··· Data supplied ···

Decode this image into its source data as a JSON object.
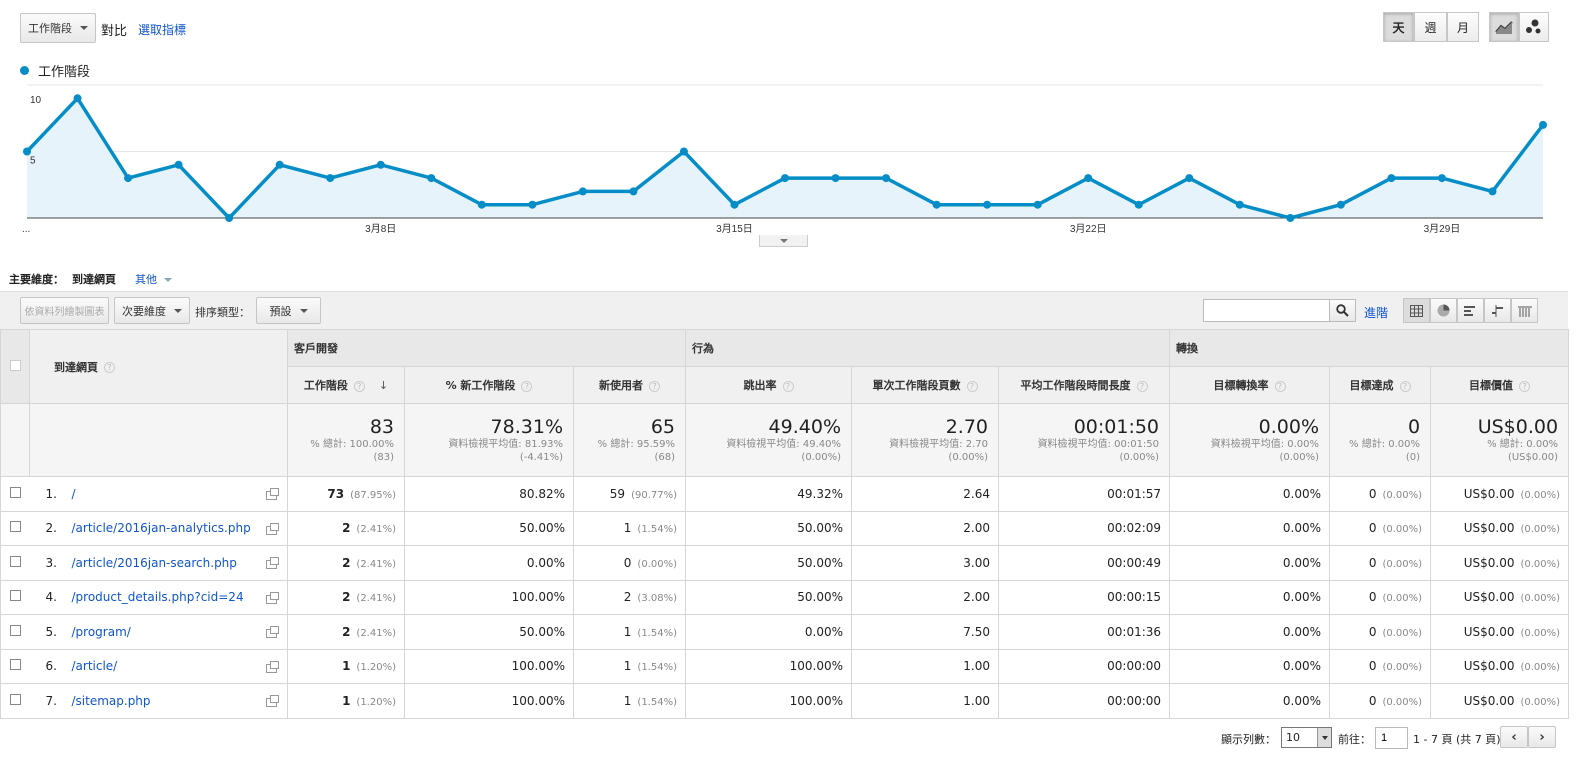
{
  "toolbar": {
    "metric_select": "工作階段",
    "compare_label": "對比",
    "select_metric_link": "選取指標",
    "period_day": "天",
    "period_week": "週",
    "period_month": "月"
  },
  "chart_data": {
    "type": "line",
    "legend": [
      "工作階段"
    ],
    "series": [
      {
        "name": "工作階段",
        "values": [
          5,
          9,
          3,
          4,
          0,
          4,
          3,
          4,
          3,
          1,
          1,
          2,
          2,
          5,
          1,
          3,
          3,
          3,
          1,
          1,
          1,
          3,
          1,
          3,
          1,
          0,
          1,
          3,
          3,
          2,
          7
        ]
      }
    ],
    "x_tick_labels": [
      "...",
      "3月8日",
      "3月15日",
      "3月22日",
      "3月29日"
    ],
    "y_tick_labels": [
      "10",
      "5"
    ],
    "ylim": [
      0,
      10
    ],
    "grid": true,
    "color": "#058dc7"
  },
  "dimension": {
    "label": "主要維度：",
    "current": "到達網頁",
    "other": "其他"
  },
  "filters": {
    "plot_rows_button": "依資料列繪製圖表",
    "secondary_dim": "次要維度",
    "sort_label": "排序類型：",
    "sort_value": "預設",
    "advanced_link": "進階",
    "search_placeholder": ""
  },
  "table": {
    "groups": [
      "客戶開發",
      "行為",
      "轉換"
    ],
    "dim_header": "到達網頁",
    "columns": [
      "工作階段",
      "% 新工作階段",
      "新使用者",
      "跳出率",
      "單次工作階段頁數",
      "平均工作階段時間長度",
      "目標轉換率",
      "目標達成",
      "目標價值"
    ],
    "totals": [
      {
        "value": "83",
        "l1": "% 總計: 100.00%",
        "l2": "(83)"
      },
      {
        "value": "78.31%",
        "l1": "資料檢視平均值: 81.93%",
        "l2": "(-4.41%)"
      },
      {
        "value": "65",
        "l1": "% 總計: 95.59%",
        "l2": "(68)"
      },
      {
        "value": "49.40%",
        "l1": "資料檢視平均值: 49.40%",
        "l2": "(0.00%)"
      },
      {
        "value": "2.70",
        "l1": "資料檢視平均值: 2.70",
        "l2": "(0.00%)"
      },
      {
        "value": "00:01:50",
        "l1": "資料檢視平均值: 00:01:50",
        "l2": "(0.00%)"
      },
      {
        "value": "0.00%",
        "l1": "資料檢視平均值: 0.00%",
        "l2": "(0.00%)"
      },
      {
        "value": "0",
        "l1": "% 總計: 0.00%",
        "l2": "(0)"
      },
      {
        "value": "US$0.00",
        "l1": "% 總計: 0.00%",
        "l2": "(US$0.00)"
      }
    ],
    "rows": [
      {
        "num": "1.",
        "page": "/",
        "sessions": "73",
        "sessions_pct": "(87.95%)",
        "new_pct": "80.82%",
        "new_users": "59",
        "new_users_pct": "(90.77%)",
        "bounce": "49.32%",
        "pages": "2.64",
        "duration": "00:01:57",
        "conv": "0.00%",
        "goals": "0",
        "goals_pct": "(0.00%)",
        "value": "US$0.00",
        "value_pct": "(0.00%)"
      },
      {
        "num": "2.",
        "page": "/article/2016jan-analytics.php",
        "sessions": "2",
        "sessions_pct": "(2.41%)",
        "new_pct": "50.00%",
        "new_users": "1",
        "new_users_pct": "(1.54%)",
        "bounce": "50.00%",
        "pages": "2.00",
        "duration": "00:02:09",
        "conv": "0.00%",
        "goals": "0",
        "goals_pct": "(0.00%)",
        "value": "US$0.00",
        "value_pct": "(0.00%)"
      },
      {
        "num": "3.",
        "page": "/article/2016jan-search.php",
        "sessions": "2",
        "sessions_pct": "(2.41%)",
        "new_pct": "0.00%",
        "new_users": "0",
        "new_users_pct": "(0.00%)",
        "bounce": "50.00%",
        "pages": "3.00",
        "duration": "00:00:49",
        "conv": "0.00%",
        "goals": "0",
        "goals_pct": "(0.00%)",
        "value": "US$0.00",
        "value_pct": "(0.00%)"
      },
      {
        "num": "4.",
        "page": "/product_details.php?cid=24",
        "sessions": "2",
        "sessions_pct": "(2.41%)",
        "new_pct": "100.00%",
        "new_users": "2",
        "new_users_pct": "(3.08%)",
        "bounce": "50.00%",
        "pages": "2.00",
        "duration": "00:00:15",
        "conv": "0.00%",
        "goals": "0",
        "goals_pct": "(0.00%)",
        "value": "US$0.00",
        "value_pct": "(0.00%)"
      },
      {
        "num": "5.",
        "page": "/program/",
        "sessions": "2",
        "sessions_pct": "(2.41%)",
        "new_pct": "50.00%",
        "new_users": "1",
        "new_users_pct": "(1.54%)",
        "bounce": "0.00%",
        "pages": "7.50",
        "duration": "00:01:36",
        "conv": "0.00%",
        "goals": "0",
        "goals_pct": "(0.00%)",
        "value": "US$0.00",
        "value_pct": "(0.00%)"
      },
      {
        "num": "6.",
        "page": "/article/",
        "sessions": "1",
        "sessions_pct": "(1.20%)",
        "new_pct": "100.00%",
        "new_users": "1",
        "new_users_pct": "(1.54%)",
        "bounce": "100.00%",
        "pages": "1.00",
        "duration": "00:00:00",
        "conv": "0.00%",
        "goals": "0",
        "goals_pct": "(0.00%)",
        "value": "US$0.00",
        "value_pct": "(0.00%)"
      },
      {
        "num": "7.",
        "page": "/sitemap.php",
        "sessions": "1",
        "sessions_pct": "(1.20%)",
        "new_pct": "100.00%",
        "new_users": "1",
        "new_users_pct": "(1.54%)",
        "bounce": "100.00%",
        "pages": "1.00",
        "duration": "00:00:00",
        "conv": "0.00%",
        "goals": "0",
        "goals_pct": "(0.00%)",
        "value": "US$0.00",
        "value_pct": "(0.00%)"
      }
    ]
  },
  "pagination": {
    "rows_label": "顯示列數：",
    "rows_value": "10",
    "goto_label": "前往：",
    "goto_value": "1",
    "range_text": "1 - 7 頁 (共 7 頁)"
  }
}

···

» Task goal: In the data above, how many lines contain the string "article"? Answer with the number only.

» Task answer: 3